:: Task prompt ::
Each line should be copied exactly.

Records
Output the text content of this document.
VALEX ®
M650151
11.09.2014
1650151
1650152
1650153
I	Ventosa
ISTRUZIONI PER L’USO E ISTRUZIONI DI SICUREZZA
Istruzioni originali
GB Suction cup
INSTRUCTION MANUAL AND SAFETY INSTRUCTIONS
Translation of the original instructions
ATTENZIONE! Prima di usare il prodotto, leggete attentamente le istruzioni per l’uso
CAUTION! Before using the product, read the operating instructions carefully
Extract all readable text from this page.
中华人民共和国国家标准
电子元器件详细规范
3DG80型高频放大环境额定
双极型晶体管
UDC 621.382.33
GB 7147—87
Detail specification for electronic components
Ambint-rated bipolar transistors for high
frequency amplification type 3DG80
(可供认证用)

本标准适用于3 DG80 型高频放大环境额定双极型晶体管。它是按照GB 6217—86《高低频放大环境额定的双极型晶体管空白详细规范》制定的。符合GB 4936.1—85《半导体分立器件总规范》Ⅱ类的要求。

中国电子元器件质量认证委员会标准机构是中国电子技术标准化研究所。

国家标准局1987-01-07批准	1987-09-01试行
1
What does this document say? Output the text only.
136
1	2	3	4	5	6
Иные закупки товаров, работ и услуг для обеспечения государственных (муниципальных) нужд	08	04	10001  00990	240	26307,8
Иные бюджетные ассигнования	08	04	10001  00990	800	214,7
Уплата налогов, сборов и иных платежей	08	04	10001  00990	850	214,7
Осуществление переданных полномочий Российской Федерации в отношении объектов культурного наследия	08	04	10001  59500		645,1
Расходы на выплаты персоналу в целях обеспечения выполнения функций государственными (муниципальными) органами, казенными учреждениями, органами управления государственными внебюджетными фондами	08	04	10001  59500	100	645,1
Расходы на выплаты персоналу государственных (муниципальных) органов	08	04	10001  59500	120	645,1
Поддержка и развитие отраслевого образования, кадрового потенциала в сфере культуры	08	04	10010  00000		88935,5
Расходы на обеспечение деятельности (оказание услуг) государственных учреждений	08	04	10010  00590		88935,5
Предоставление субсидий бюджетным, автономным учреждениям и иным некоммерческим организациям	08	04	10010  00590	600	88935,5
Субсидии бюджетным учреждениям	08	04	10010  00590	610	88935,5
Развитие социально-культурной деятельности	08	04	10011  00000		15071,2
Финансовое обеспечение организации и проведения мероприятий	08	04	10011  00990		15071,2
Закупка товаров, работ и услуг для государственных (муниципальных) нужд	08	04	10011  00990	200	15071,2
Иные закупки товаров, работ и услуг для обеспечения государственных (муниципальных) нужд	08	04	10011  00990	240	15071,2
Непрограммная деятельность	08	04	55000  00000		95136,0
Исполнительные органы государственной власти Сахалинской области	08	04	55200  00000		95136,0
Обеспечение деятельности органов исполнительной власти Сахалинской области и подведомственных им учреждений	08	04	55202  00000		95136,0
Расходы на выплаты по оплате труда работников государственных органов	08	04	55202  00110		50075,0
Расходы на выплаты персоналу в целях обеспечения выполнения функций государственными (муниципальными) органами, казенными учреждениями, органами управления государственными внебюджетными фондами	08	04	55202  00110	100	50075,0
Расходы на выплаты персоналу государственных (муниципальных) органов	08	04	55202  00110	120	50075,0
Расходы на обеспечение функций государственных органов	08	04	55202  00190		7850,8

:: Solution for this problem ::
Output the text content of this document.
VALEX ®
M650151
11.09.2014
1650151
1650152
1650153
I	Ventosa
ISTRUZIONI PER L’USO E ISTRUZIONI DI SICUREZZA
Istruzioni originali
GB Suction cup
INSTRUCTION MANUAL AND SAFETY INSTRUCTIONS
Translation of the original instructions
ATTENZIONE! Prima di usare il prodotto, leggete attentamente le istruzioni per l’uso
CAUTION! Before using the product, read the operating instructions carefully
Extract all readable text from this page.
中华人民共和国国家标准
电子元器件详细规范
3DG80型高频放大环境额定
双极型晶体管
UDC 621.382.33
GB 7147—87
Detail specification for electronic components
Ambint-rated bipolar transistors for high
frequency amplification type 3DG80
(可供认证用)

本标准适用于3 DG80 型高频放大环境额定双极型晶体管。它是按照GB 6217—86《高低频放大环境额定的双极型晶体管空白详细规范》制定的。符合GB 4936.1—85《半导体分立器件总规范》Ⅱ类的要求。

中国电子元器件质量认证委员会标准机构是中国电子技术标准化研究所。

国家标准局1987-01-07批准	1987-09-01试行
1
What does this document say? Output the text only.
136
1	2	3	4	5	6
Иные закупки товаров, работ и услуг для обеспечения государственных (муниципальных) нужд	08	04	10001  00990	240	26307,8
Иные бюджетные ассигнования	08	04	10001  00990	800	214,7
Уплата налогов, сборов и иных платежей	08	04	10001  00990	850	214,7
Осуществление переданных полномочий Российской Федерации в отношении объектов культурного наследия	08	04	10001  59500		645,1
Расходы на выплаты персоналу в целях обеспечения выполнения функций государственными (муниципальными) органами, казенными учреждениями, органами управления государственными внебюджетными фондами	08	04	10001  59500	100	645,1
Расходы на выплаты персоналу государственных (муниципальных) органов	08	04	10001  59500	120	645,1
Поддержка и развитие отраслевого образования, кадрового потенциала в сфере культуры	08	04	10010  00000		88935,5
Расходы на обеспечение деятельности (оказание услуг) государственных учреждений	08	04	10010  00590		88935,5
Предоставление субсидий бюджетным, автономным учреждениям и иным некоммерческим организациям	08	04	10010  00590	600	88935,5
Субсидии бюджетным учреждениям	08	04	10010  00590	610	88935,5
Развитие социально-культурной деятельности	08	04	10011  00000		15071,2
Финансовое обеспечение организации и проведения мероприятий	08	04	10011  00990		15071,2
Закупка товаров, работ и услуг для государственных (муниципальных) нужд	08	04	10011  00990	200	15071,2
Иные закупки товаров, работ и услуг для обеспечения государственных (муниципальных) нужд	08	04	10011  00990	240	15071,2
Непрограммная деятельность	08	04	55000  00000		95136,0
Исполнительные органы государственной власти Сахалинской области	08	04	55200  00000		95136,0
Обеспечение деятельности органов исполнительной власти Сахалинской области и подведомственных им учреждений	08	04	55202  00000		95136,0
Расходы на выплаты по оплате труда работников государственных органов	08	04	55202  00110		50075,0
Расходы на выплаты персоналу в целях обеспечения выполнения функций государственными (муниципальными) органами, казенными учреждениями, органами управления государственными внебюджетными фондами	08	04	55202  00110	100	50075,0
Расходы на выплаты персоналу государственных (муниципальных) органов	08	04	55202  00110	120	50075,0
Расходы на обеспечение функций государственных органов	08	04	55202  00190		7850,8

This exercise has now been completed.